[Records contained in a dataset]
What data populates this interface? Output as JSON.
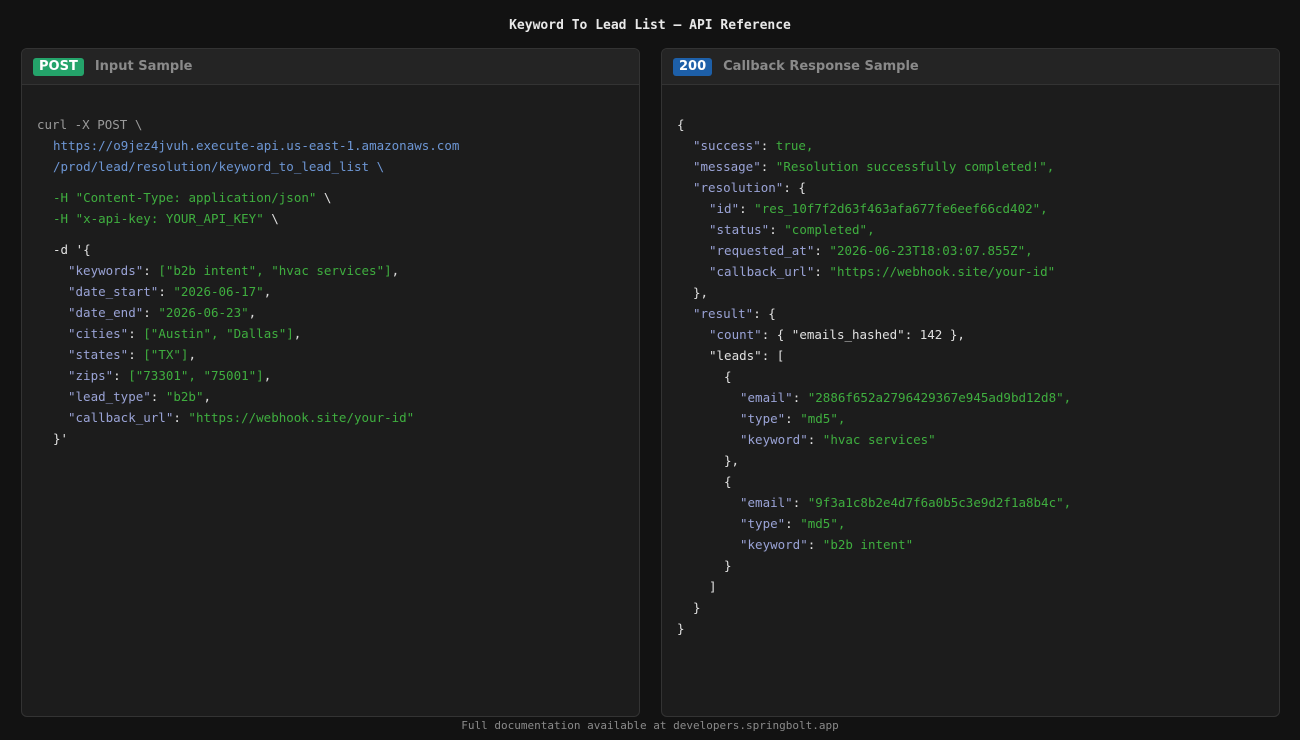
{
  "page": {
    "title": "Keyword To Lead List — API Reference",
    "footer": "Full documentation available at developers.springbolt.app"
  },
  "input_panel": {
    "badge": "POST",
    "title": "Input Sample",
    "curl": {
      "cmd": "curl -X POST \\",
      "url_line1": "https://o9jez4jvuh.execute-api.us-east-1.amazonaws.com",
      "url_line2": "/prod/lead/resolution/keyword_to_lead_list \\",
      "header1_flag": "-H ",
      "header1": "\"Content-Type: application/json\"",
      "header1_cont": " \\",
      "header2_flag": "-H ",
      "header2": "\"x-api-key: YOUR_API_KEY\"",
      "header2_cont": " \\",
      "data_open": "-d '{",
      "data_close": "}'"
    },
    "body_fields": [
      {
        "key": "\"keywords\"",
        "value": "[\"b2b intent\", \"hvac services\"]",
        "comma": ","
      },
      {
        "key": "\"date_start\"",
        "value": "\"2026-06-17\"",
        "comma": ","
      },
      {
        "key": "\"date_end\"",
        "value": "\"2026-06-23\"",
        "comma": ","
      },
      {
        "key": "\"cities\"",
        "value": "[\"Austin\", \"Dallas\"]",
        "comma": ","
      },
      {
        "key": "\"states\"",
        "value": "[\"TX\"]",
        "comma": ","
      },
      {
        "key": "\"zips\"",
        "value": "[\"73301\", \"75001\"]",
        "comma": ","
      },
      {
        "key": "\"lead_type\"",
        "value": "\"b2b\"",
        "comma": ","
      },
      {
        "key": "\"callback_url\"",
        "value": "\"https://webhook.site/your-id\"",
        "comma": ""
      }
    ]
  },
  "response_panel": {
    "badge": "200",
    "title": "Callback Response Sample",
    "success_key": "\"success\"",
    "success_val": "true,",
    "message_key": "\"message\"",
    "message_val": "\"Resolution successfully completed!\",",
    "resolution_key": "\"resolution\"",
    "resolution": {
      "id_key": "\"id\"",
      "id_val": "\"res_10f7f2d63f463afa677fe6eef66cd402\",",
      "status_key": "\"status\"",
      "status_val": "\"completed\",",
      "requested_key": "\"requested_at\"",
      "requested_val": "\"2026-06-23T18:03:07.855Z\",",
      "callback_key": "\"callback_url\"",
      "callback_val": "\"https://webhook.site/your-id\""
    },
    "result_key": "\"result\"",
    "count_key": "\"count\"",
    "emails_hashed_key": "\"emails_hashed\"",
    "emails_hashed_val": "142",
    "leads_key": "\"leads\"",
    "leads": [
      {
        "email_key": "\"email\"",
        "email_val": "\"2886f652a2796429367e945ad9bd12d8\",",
        "type_key": "\"type\"",
        "type_val": "\"md5\",",
        "keyword_key": "\"keyword\"",
        "keyword_val": "\"hvac services\""
      },
      {
        "email_key": "\"email\"",
        "email_val": "\"9f3a1c8b2e4d7f6a0b5c3e9d2f1a8b4c\",",
        "type_key": "\"type\"",
        "type_val": "\"md5\",",
        "keyword_key": "\"keyword\"",
        "keyword_val": "\"b2b intent\""
      }
    ]
  }
}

** What you will do **
Write out the whole listing exactly, and drop the pictures.

** Written answer **
What data populates this interface? Output as JSON.
{
  "page": {
    "title": "Keyword To Lead List — API Reference",
    "footer": "Full documentation available at developers.springbolt.app"
  },
  "input_panel": {
    "badge": "POST",
    "title": "Input Sample",
    "curl": {
      "cmd": "curl -X POST \\",
      "url_line1": "https://o9jez4jvuh.execute-api.us-east-1.amazonaws.com",
      "url_line2": "/prod/lead/resolution/keyword_to_lead_list \\",
      "header1_flag": "-H ",
      "header1": "\"Content-Type: application/json\"",
      "header1_cont": " \\",
      "header2_flag": "-H ",
      "header2": "\"x-api-key: YOUR_API_KEY\"",
      "header2_cont": " \\",
      "data_open": "-d '{",
      "data_close": "}'"
    },
    "body_fields": [
      {
        "key": "\"keywords\"",
        "value": "[\"b2b intent\", \"hvac services\"]",
        "comma": ","
      },
      {
        "key": "\"date_start\"",
        "value": "\"2026-06-17\"",
        "comma": ","
      },
      {
        "key": "\"date_end\"",
        "value": "\"2026-06-23\"",
        "comma": ","
      },
      {
        "key": "\"cities\"",
        "value": "[\"Austin\", \"Dallas\"]",
        "comma": ","
      },
      {
        "key": "\"states\"",
        "value": "[\"TX\"]",
        "comma": ","
      },
      {
        "key": "\"zips\"",
        "value": "[\"73301\", \"75001\"]",
        "comma": ","
      },
      {
        "key": "\"lead_type\"",
        "value": "\"b2b\"",
        "comma": ","
      },
      {
        "key": "\"callback_url\"",
        "value": "\"https://webhook.site/your-id\"",
        "comma": ""
      }
    ]
  },
  "response_panel": {
    "badge": "200",
    "title": "Callback Response Sample",
    "success_key": "\"success\"",
    "success_val": "true,",
    "message_key": "\"message\"",
    "message_val": "\"Resolution successfully completed!\",",
    "resolution_key": "\"resolution\"",
    "resolution": {
      "id_key": "\"id\"",
      "id_val": "\"res_10f7f2d63f463afa677fe6eef66cd402\",",
      "status_key": "\"status\"",
      "status_val": "\"completed\",",
      "requested_key": "\"requested_at\"",
      "requested_val": "\"2026-06-23T18:03:07.855Z\",",
      "callback_key": "\"callback_url\"",
      "callback_val": "\"https://webhook.site/your-id\""
    },
    "result_key": "\"result\"",
    "count_key": "\"count\"",
    "emails_hashed_key": "\"emails_hashed\"",
    "emails_hashed_val": "142",
    "leads_key": "\"leads\"",
    "leads": [
      {
        "email_key": "\"email\"",
        "email_val": "\"2886f652a2796429367e945ad9bd12d8\",",
        "type_key": "\"type\"",
        "type_val": "\"md5\",",
        "keyword_key": "\"keyword\"",
        "keyword_val": "\"hvac services\""
      },
      {
        "email_key": "\"email\"",
        "email_val": "\"9f3a1c8b2e4d7f6a0b5c3e9d2f1a8b4c\",",
        "type_key": "\"type\"",
        "type_val": "\"md5\",",
        "keyword_key": "\"keyword\"",
        "keyword_val": "\"b2b intent\""
      }
    ]
  }
}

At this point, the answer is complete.